| WORK TO DO |
Show all lines from the listing below that contain "have".

Extracted data entries:
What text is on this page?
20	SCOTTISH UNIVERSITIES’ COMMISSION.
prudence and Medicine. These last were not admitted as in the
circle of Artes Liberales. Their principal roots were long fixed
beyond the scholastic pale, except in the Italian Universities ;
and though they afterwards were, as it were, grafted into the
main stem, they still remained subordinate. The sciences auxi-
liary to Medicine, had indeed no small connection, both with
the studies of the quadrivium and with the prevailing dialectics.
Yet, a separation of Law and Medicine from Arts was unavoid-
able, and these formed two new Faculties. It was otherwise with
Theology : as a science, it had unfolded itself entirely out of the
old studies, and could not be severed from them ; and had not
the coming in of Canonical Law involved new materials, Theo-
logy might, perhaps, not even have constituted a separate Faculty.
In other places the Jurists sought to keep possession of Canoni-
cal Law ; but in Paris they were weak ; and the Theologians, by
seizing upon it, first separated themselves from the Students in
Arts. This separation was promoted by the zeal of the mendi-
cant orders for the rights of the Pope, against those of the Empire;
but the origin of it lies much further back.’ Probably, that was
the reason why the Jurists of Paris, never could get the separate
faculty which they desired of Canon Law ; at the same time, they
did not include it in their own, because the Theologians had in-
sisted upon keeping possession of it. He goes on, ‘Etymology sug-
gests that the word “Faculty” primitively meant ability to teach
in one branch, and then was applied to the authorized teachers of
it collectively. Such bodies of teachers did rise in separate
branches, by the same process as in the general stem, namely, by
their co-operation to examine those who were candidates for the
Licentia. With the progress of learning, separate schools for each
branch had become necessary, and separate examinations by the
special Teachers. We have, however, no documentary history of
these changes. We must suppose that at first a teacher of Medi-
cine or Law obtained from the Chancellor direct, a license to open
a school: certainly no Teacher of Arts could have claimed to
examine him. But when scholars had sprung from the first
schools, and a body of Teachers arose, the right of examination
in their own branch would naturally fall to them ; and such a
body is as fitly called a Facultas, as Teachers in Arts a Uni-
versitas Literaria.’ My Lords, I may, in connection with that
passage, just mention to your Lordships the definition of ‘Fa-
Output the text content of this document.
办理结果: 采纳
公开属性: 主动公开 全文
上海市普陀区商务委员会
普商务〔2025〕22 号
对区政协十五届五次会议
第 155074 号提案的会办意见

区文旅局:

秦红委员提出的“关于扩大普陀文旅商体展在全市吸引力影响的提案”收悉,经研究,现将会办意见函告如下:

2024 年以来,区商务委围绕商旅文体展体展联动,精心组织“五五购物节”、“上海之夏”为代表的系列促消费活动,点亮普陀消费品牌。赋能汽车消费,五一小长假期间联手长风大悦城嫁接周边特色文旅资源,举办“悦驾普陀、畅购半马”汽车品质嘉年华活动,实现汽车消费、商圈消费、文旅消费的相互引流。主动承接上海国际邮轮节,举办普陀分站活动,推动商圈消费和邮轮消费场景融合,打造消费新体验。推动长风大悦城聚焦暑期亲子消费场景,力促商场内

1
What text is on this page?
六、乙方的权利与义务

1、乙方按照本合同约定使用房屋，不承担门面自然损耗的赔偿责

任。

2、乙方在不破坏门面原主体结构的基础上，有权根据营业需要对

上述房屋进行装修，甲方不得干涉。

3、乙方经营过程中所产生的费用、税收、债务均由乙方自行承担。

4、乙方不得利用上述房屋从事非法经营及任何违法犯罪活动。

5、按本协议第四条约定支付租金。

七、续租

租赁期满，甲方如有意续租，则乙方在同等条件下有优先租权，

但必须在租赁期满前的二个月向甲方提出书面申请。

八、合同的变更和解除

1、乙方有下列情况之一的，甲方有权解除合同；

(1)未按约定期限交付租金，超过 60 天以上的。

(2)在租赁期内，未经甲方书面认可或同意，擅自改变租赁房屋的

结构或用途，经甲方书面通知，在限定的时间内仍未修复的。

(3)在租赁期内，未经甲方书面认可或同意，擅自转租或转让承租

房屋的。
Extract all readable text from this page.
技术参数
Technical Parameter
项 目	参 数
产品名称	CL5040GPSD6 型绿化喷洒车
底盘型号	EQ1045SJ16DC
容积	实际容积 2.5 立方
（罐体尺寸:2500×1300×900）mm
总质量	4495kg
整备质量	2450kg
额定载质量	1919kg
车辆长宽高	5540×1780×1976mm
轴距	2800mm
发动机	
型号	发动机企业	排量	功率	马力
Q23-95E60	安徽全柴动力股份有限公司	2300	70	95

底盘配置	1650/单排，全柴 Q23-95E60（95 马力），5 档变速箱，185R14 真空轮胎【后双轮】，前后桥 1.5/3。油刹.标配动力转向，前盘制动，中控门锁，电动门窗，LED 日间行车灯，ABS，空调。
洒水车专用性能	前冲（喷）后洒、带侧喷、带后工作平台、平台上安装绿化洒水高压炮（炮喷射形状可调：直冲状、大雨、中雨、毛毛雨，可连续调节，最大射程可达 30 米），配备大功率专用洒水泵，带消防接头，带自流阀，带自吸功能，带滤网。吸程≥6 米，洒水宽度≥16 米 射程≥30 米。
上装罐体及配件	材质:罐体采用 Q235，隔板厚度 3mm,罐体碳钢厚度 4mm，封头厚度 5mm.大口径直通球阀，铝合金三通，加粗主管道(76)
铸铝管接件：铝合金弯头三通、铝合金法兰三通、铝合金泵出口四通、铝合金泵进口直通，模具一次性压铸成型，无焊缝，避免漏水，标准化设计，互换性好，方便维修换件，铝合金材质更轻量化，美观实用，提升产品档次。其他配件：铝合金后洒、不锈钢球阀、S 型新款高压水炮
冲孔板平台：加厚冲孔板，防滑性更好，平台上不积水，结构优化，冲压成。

| SOLUTION FOR THIS PROBLEM |
logy might, perhaps, not even have constituted a separate Faculty.
special Teachers. We have, however, no documentary history of
a school: certainly no Teacher of Arts could have claimed to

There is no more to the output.